▶ [The exercise] Your task is to reproduce the material exactly.

Records
— Start —

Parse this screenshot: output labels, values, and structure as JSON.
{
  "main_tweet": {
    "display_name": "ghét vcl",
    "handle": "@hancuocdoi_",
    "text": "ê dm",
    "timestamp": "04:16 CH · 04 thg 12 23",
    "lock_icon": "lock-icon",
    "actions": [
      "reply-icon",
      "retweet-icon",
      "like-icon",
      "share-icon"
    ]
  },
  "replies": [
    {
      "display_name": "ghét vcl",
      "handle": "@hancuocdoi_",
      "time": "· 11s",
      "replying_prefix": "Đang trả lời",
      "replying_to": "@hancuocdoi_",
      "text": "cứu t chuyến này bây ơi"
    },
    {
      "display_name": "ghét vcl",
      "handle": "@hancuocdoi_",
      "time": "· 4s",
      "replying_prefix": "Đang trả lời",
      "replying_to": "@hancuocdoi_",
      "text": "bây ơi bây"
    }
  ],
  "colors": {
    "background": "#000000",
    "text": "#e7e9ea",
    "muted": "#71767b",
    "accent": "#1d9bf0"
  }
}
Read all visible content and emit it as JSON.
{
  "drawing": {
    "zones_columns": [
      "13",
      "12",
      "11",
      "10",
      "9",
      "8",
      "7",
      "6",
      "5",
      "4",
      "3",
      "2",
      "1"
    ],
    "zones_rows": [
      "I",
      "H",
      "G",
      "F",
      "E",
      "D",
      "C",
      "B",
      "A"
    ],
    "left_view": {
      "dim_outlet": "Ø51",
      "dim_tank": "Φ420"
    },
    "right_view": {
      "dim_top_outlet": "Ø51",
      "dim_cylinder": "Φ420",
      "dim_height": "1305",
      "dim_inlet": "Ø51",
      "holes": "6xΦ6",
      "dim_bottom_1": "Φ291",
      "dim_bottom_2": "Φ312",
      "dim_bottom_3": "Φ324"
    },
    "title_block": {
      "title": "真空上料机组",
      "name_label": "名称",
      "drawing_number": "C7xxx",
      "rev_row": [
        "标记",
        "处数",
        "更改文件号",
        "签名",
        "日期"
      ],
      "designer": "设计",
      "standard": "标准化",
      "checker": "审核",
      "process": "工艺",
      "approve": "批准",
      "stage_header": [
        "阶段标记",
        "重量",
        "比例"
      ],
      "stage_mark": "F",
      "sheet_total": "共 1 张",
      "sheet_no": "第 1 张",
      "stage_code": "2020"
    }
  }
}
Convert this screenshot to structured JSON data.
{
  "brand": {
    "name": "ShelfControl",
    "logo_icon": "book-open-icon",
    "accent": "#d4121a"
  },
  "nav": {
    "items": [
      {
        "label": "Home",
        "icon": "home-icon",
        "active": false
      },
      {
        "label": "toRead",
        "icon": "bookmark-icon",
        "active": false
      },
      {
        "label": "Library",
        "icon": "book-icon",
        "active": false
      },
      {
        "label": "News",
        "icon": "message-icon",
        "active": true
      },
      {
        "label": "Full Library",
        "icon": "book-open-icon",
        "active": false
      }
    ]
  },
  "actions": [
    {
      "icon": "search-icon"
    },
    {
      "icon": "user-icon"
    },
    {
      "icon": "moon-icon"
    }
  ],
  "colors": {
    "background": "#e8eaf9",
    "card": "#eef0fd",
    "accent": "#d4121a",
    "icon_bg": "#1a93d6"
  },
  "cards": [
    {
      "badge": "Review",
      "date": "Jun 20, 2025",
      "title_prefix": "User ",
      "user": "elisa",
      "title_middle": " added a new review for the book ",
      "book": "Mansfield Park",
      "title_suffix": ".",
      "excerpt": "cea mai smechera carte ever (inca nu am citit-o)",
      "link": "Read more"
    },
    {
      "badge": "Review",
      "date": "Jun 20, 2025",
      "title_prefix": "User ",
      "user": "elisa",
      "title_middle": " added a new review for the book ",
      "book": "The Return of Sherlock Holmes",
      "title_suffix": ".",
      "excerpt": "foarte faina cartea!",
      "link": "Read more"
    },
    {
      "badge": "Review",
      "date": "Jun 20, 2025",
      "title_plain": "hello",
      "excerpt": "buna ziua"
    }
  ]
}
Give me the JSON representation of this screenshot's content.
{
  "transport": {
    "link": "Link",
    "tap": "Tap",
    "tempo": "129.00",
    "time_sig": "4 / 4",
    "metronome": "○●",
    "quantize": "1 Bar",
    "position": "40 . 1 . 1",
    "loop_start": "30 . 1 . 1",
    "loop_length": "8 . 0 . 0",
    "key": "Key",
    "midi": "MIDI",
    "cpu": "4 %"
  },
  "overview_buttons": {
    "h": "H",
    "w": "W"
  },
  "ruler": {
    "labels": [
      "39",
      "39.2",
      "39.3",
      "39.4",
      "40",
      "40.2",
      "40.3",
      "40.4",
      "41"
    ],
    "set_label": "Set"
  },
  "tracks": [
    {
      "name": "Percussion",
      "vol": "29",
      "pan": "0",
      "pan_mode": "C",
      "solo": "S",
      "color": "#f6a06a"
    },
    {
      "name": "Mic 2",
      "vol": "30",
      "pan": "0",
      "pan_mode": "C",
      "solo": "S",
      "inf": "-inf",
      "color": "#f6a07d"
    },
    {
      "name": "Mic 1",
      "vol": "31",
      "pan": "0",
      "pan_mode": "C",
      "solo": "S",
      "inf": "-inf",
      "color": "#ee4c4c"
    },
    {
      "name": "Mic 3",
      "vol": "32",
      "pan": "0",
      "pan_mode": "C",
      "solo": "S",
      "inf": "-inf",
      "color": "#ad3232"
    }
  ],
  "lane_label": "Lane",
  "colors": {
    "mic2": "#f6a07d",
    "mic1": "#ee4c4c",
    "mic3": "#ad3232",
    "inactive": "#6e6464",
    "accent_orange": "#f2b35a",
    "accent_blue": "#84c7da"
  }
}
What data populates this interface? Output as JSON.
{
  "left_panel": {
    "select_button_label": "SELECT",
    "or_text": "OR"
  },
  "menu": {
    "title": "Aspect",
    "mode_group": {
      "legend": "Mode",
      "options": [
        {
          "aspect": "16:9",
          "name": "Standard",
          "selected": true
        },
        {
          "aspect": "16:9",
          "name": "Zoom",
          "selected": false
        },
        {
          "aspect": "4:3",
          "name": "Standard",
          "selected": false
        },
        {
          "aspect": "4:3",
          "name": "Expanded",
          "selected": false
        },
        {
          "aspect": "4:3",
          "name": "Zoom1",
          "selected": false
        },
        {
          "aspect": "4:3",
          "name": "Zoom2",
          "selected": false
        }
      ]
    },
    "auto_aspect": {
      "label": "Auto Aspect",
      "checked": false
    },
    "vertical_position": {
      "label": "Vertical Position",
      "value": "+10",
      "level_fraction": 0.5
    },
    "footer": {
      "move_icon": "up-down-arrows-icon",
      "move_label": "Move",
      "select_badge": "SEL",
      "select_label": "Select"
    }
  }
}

— End —

▶ [Exercise response]
Parse this screenshot: output labels, values, and structure as JSON.
{
  "main_tweet": {
    "display_name": "ghét vcl",
    "handle": "@hancuocdoi_",
    "text": "ê dm",
    "timestamp": "04:16 CH · 04 thg 12 23",
    "lock_icon": "lock-icon",
    "actions": [
      "reply-icon",
      "retweet-icon",
      "like-icon",
      "share-icon"
    ]
  },
  "replies": [
    {
      "display_name": "ghét vcl",
      "handle": "@hancuocdoi_",
      "time": "· 11s",
      "replying_prefix": "Đang trả lời",
      "replying_to": "@hancuocdoi_",
      "text": "cứu t chuyến này bây ơi"
    },
    {
      "display_name": "ghét vcl",
      "handle": "@hancuocdoi_",
      "time": "· 4s",
      "replying_prefix": "Đang trả lời",
      "replying_to": "@hancuocdoi_",
      "text": "bây ơi bây"
    }
  ],
  "colors": {
    "background": "#000000",
    "text": "#e7e9ea",
    "muted": "#71767b",
    "accent": "#1d9bf0"
  }
}
Read all visible content and emit it as JSON.
{
  "drawing": {
    "zones_columns": [
      "13",
      "12",
      "11",
      "10",
      "9",
      "8",
      "7",
      "6",
      "5",
      "4",
      "3",
      "2",
      "1"
    ],
    "zones_rows": [
      "I",
      "H",
      "G",
      "F",
      "E",
      "D",
      "C",
      "B",
      "A"
    ],
    "left_view": {
      "dim_outlet": "Ø51",
      "dim_tank": "Φ420"
    },
    "right_view": {
      "dim_top_outlet": "Ø51",
      "dim_cylinder": "Φ420",
      "dim_height": "1305",
      "dim_inlet": "Ø51",
      "holes": "6xΦ6",
      "dim_bottom_1": "Φ291",
      "dim_bottom_2": "Φ312",
      "dim_bottom_3": "Φ324"
    },
    "title_block": {
      "title": "真空上料机组",
      "name_label": "名称",
      "drawing_number": "C7xxx",
      "rev_row": [
        "标记",
        "处数",
        "更改文件号",
        "签名",
        "日期"
      ],
      "designer": "设计",
      "standard": "标准化",
      "checker": "审核",
      "process": "工艺",
      "approve": "批准",
      "stage_header": [
        "阶段标记",
        "重量",
        "比例"
      ],
      "stage_mark": "F",
      "sheet_total": "共 1 张",
      "sheet_no": "第 1 张",
      "stage_code": "2020"
    }
  }
}
Convert this screenshot to structured JSON data.
{
  "brand": {
    "name": "ShelfControl",
    "logo_icon": "book-open-icon",
    "accent": "#d4121a"
  },
  "nav": {
    "items": [
      {
        "label": "Home",
        "icon": "home-icon",
        "active": false
      },
      {
        "label": "toRead",
        "icon": "bookmark-icon",
        "active": false
      },
      {
        "label": "Library",
        "icon": "book-icon",
        "active": false
      },
      {
        "label": "News",
        "icon": "message-icon",
        "active": true
      },
      {
        "label": "Full Library",
        "icon": "book-open-icon",
        "active": false
      }
    ]
  },
  "actions": [
    {
      "icon": "search-icon"
    },
    {
      "icon": "user-icon"
    },
    {
      "icon": "moon-icon"
    }
  ],
  "colors": {
    "background": "#e8eaf9",
    "card": "#eef0fd",
    "accent": "#d4121a",
    "icon_bg": "#1a93d6"
  },
  "cards": [
    {
      "badge": "Review",
      "date": "Jun 20, 2025",
      "title_prefix": "User ",
      "user": "elisa",
      "title_middle": " added a new review for the book ",
      "book": "Mansfield Park",
      "title_suffix": ".",
      "excerpt": "cea mai smechera carte ever (inca nu am citit-o)",
      "link": "Read more"
    },
    {
      "badge": "Review",
      "date": "Jun 20, 2025",
      "title_prefix": "User ",
      "user": "elisa",
      "title_middle": " added a new review for the book ",
      "book": "The Return of Sherlock Holmes",
      "title_suffix": ".",
      "excerpt": "foarte faina cartea!",
      "link": "Read more"
    },
    {
      "badge": "Review",
      "date": "Jun 20, 2025",
      "title_plain": "hello",
      "excerpt": "buna ziua"
    }
  ]
}
Give me the JSON representation of this screenshot's content.
{
  "transport": {
    "link": "Link",
    "tap": "Tap",
    "tempo": "129.00",
    "time_sig": "4 / 4",
    "metronome": "○●",
    "quantize": "1 Bar",
    "position": "40 . 1 . 1",
    "loop_start": "30 . 1 . 1",
    "loop_length": "8 . 0 . 0",
    "key": "Key",
    "midi": "MIDI",
    "cpu": "4 %"
  },
  "overview_buttons": {
    "h": "H",
    "w": "W"
  },
  "ruler": {
    "labels": [
      "39",
      "39.2",
      "39.3",
      "39.4",
      "40",
      "40.2",
      "40.3",
      "40.4",
      "41"
    ],
    "set_label": "Set"
  },
  "tracks": [
    {
      "name": "Percussion",
      "vol": "29",
      "pan": "0",
      "pan_mode": "C",
      "solo": "S",
      "color": "#f6a06a"
    },
    {
      "name": "Mic 2",
      "vol": "30",
      "pan": "0",
      "pan_mode": "C",
      "solo": "S",
      "inf": "-inf",
      "color": "#f6a07d"
    },
    {
      "name": "Mic 1",
      "vol": "31",
      "pan": "0",
      "pan_mode": "C",
      "solo": "S",
      "inf": "-inf",
      "color": "#ee4c4c"
    },
    {
      "name": "Mic 3",
      "vol": "32",
      "pan": "0",
      "pan_mode": "C",
      "solo": "S",
      "inf": "-inf",
      "color": "#ad3232"
    }
  ],
  "lane_label": "Lane",
  "colors": {
    "mic2": "#f6a07d",
    "mic1": "#ee4c4c",
    "mic3": "#ad3232",
    "inactive": "#6e6464",
    "accent_orange": "#f2b35a",
    "accent_blue": "#84c7da"
  }
}
What data populates this interface? Output as JSON.
{
  "left_panel": {
    "select_button_label": "SELECT",
    "or_text": "OR"
  },
  "menu": {
    "title": "Aspect",
    "mode_group": {
      "legend": "Mode",
      "options": [
        {
          "aspect": "16:9",
          "name": "Standard",
          "selected": true
        },
        {
          "aspect": "16:9",
          "name": "Zoom",
          "selected": false
        },
        {
          "aspect": "4:3",
          "name": "Standard",
          "selected": false
        },
        {
          "aspect": "4:3",
          "name": "Expanded",
          "selected": false
        },
        {
          "aspect": "4:3",
          "name": "Zoom1",
          "selected": false
        },
        {
          "aspect": "4:3",
          "name": "Zoom2",
          "selected": false
        }
      ]
    },
    "auto_aspect": {
      "label": "Auto Aspect",
      "checked": false
    },
    "vertical_position": {
      "label": "Vertical Position",
      "value": "+10",
      "level_fraction": 0.5
    },
    "footer": {
      "move_icon": "up-down-arrows-icon",
      "move_label": "Move",
      "select_badge": "SEL",
      "select_label": "Select"
    }
  }
}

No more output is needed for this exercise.